What is needed
Copy out the lines that have "bestimmt" in them.

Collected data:

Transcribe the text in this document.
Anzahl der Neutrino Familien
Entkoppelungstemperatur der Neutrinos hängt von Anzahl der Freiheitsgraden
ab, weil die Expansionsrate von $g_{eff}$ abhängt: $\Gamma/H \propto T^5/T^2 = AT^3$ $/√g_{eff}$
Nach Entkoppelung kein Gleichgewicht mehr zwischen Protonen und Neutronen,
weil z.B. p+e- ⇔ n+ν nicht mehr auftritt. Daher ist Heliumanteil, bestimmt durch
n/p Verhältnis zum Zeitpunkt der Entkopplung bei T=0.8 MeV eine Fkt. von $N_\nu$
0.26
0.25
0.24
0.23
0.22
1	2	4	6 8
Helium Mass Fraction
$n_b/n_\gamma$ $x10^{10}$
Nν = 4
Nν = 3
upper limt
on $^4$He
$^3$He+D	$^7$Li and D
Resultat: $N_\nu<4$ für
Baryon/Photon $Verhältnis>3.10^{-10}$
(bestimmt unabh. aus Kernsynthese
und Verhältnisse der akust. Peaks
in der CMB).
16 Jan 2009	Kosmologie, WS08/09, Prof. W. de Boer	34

Response to this task
weil z.B. p+e- ⇔ n+ν nicht mehr auftritt. Daher ist Heliumanteil, bestimmt durch
(bestimmt unabh. aus Kernsynthese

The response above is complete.